§ WHAT IS ASKED
Output the full material exactly as it appears here.

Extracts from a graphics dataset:
—————
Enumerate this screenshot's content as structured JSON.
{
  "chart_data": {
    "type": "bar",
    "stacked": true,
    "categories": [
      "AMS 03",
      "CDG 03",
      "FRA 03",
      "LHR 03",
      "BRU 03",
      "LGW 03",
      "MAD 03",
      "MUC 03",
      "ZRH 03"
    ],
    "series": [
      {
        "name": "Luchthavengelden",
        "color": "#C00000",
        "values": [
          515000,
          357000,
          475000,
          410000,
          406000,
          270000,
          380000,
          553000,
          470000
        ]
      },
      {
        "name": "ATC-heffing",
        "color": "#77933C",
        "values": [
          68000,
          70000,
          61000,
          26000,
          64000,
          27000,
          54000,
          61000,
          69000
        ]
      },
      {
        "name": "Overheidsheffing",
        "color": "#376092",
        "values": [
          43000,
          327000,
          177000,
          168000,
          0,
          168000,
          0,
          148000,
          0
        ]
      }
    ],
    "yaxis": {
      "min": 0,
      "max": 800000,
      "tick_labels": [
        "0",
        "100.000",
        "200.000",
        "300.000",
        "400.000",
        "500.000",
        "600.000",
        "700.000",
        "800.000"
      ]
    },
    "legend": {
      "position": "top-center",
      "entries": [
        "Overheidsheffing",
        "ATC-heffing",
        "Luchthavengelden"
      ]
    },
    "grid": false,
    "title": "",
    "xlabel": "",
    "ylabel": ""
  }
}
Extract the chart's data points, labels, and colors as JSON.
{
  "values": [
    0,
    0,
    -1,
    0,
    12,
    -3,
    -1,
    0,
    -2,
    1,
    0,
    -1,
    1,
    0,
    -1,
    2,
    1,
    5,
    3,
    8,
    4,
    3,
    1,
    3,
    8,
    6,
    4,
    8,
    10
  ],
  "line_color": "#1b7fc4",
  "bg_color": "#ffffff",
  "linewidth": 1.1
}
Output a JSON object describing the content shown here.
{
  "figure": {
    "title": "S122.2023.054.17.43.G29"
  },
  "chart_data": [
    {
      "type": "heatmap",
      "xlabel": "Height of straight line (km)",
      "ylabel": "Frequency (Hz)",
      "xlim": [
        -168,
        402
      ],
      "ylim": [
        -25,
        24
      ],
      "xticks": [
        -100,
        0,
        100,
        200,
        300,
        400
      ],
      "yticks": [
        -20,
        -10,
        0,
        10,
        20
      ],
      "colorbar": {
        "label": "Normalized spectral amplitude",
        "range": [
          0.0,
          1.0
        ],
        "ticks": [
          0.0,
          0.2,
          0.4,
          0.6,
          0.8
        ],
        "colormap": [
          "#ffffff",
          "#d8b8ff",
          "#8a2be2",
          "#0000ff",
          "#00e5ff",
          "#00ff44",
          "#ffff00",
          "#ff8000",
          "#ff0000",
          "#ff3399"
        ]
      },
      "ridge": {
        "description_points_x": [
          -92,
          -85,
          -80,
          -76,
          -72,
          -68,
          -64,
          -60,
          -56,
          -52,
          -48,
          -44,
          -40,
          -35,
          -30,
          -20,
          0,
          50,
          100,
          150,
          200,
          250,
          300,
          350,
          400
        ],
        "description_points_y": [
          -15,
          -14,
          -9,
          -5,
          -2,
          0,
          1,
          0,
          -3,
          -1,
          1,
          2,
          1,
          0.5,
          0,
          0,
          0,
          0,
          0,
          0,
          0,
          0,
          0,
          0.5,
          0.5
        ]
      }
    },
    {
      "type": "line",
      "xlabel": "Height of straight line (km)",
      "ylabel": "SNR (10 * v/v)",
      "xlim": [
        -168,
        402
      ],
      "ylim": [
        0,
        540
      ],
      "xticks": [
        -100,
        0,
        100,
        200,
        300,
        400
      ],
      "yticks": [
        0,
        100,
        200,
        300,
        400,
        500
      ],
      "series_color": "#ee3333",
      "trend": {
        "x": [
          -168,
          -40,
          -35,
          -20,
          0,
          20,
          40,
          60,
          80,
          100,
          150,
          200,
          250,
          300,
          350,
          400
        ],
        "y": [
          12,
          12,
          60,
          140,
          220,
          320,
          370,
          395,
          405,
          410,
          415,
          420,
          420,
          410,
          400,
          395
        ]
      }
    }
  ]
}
—————
§ IN RESPONSE
Enumerate this screenshot's content as structured JSON.
{
  "chart_data": {
    "type": "bar",
    "stacked": true,
    "categories": [
      "AMS 03",
      "CDG 03",
      "FRA 03",
      "LHR 03",
      "BRU 03",
      "LGW 03",
      "MAD 03",
      "MUC 03",
      "ZRH 03"
    ],
    "series": [
      {
        "name": "Luchthavengelden",
        "color": "#C00000",
        "values": [
          515000,
          357000,
          475000,
          410000,
          406000,
          270000,
          380000,
          553000,
          470000
        ]
      },
      {
        "name": "ATC-heffing",
        "color": "#77933C",
        "values": [
          68000,
          70000,
          61000,
          26000,
          64000,
          27000,
          54000,
          61000,
          69000
        ]
      },
      {
        "name": "Overheidsheffing",
        "color": "#376092",
        "values": [
          43000,
          327000,
          177000,
          168000,
          0,
          168000,
          0,
          148000,
          0
        ]
      }
    ],
    "yaxis": {
      "min": 0,
      "max": 800000,
      "tick_labels": [
        "0",
        "100.000",
        "200.000",
        "300.000",
        "400.000",
        "500.000",
        "600.000",
        "700.000",
        "800.000"
      ]
    },
    "legend": {
      "position": "top-center",
      "entries": [
        "Overheidsheffing",
        "ATC-heffing",
        "Luchthavengelden"
      ]
    },
    "grid": false,
    "title": "",
    "xlabel": "",
    "ylabel": ""
  }
}
Extract the chart's data points, labels, and colors as JSON.
{
  "values": [
    0,
    0,
    -1,
    0,
    12,
    -3,
    -1,
    0,
    -2,
    1,
    0,
    -1,
    1,
    0,
    -1,
    2,
    1,
    5,
    3,
    8,
    4,
    3,
    1,
    3,
    8,
    6,
    4,
    8,
    10
  ],
  "line_color": "#1b7fc4",
  "bg_color": "#ffffff",
  "linewidth": 1.1
}
Output a JSON object describing the content shown here.
{
  "figure": {
    "title": "S122.2023.054.17.43.G29"
  },
  "chart_data": [
    {
      "type": "heatmap",
      "xlabel": "Height of straight line (km)",
      "ylabel": "Frequency (Hz)",
      "xlim": [
        -168,
        402
      ],
      "ylim": [
        -25,
        24
      ],
      "xticks": [
        -100,
        0,
        100,
        200,
        300,
        400
      ],
      "yticks": [
        -20,
        -10,
        0,
        10,
        20
      ],
      "colorbar": {
        "label": "Normalized spectral amplitude",
        "range": [
          0.0,
          1.0
        ],
        "ticks": [
          0.0,
          0.2,
          0.4,
          0.6,
          0.8
        ],
        "colormap": [
          "#ffffff",
          "#d8b8ff",
          "#8a2be2",
          "#0000ff",
          "#00e5ff",
          "#00ff44",
          "#ffff00",
          "#ff8000",
          "#ff0000",
          "#ff3399"
        ]
      },
      "ridge": {
        "description_points_x": [
          -92,
          -85,
          -80,
          -76,
          -72,
          -68,
          -64,
          -60,
          -56,
          -52,
          -48,
          -44,
          -40,
          -35,
          -30,
          -20,
          0,
          50,
          100,
          150,
          200,
          250,
          300,
          350,
          400
        ],
        "description_points_y": [
          -15,
          -14,
          -9,
          -5,
          -2,
          0,
          1,
          0,
          -3,
          -1,
          1,
          2,
          1,
          0.5,
          0,
          0,
          0,
          0,
          0,
          0,
          0,
          0,
          0,
          0.5,
          0.5
        ]
      }
    },
    {
      "type": "line",
      "xlabel": "Height of straight line (km)",
      "ylabel": "SNR (10 * v/v)",
      "xlim": [
        -168,
        402
      ],
      "ylim": [
        0,
        540
      ],
      "xticks": [
        -100,
        0,
        100,
        200,
        300,
        400
      ],
      "yticks": [
        0,
        100,
        200,
        300,
        400,
        500
      ],
      "series_color": "#ee3333",
      "trend": {
        "x": [
          -168,
          -40,
          -35,
          -20,
          0,
          20,
          40,
          60,
          80,
          100,
          150,
          200,
          250,
          300,
          350,
          400
        ],
        "y": [
          12,
          12,
          60,
          140,
          220,
          320,
          370,
          395,
          405,
          410,
          415,
          420,
          420,
          410,
          400,
          395
        ]
      }
    }
  ]
}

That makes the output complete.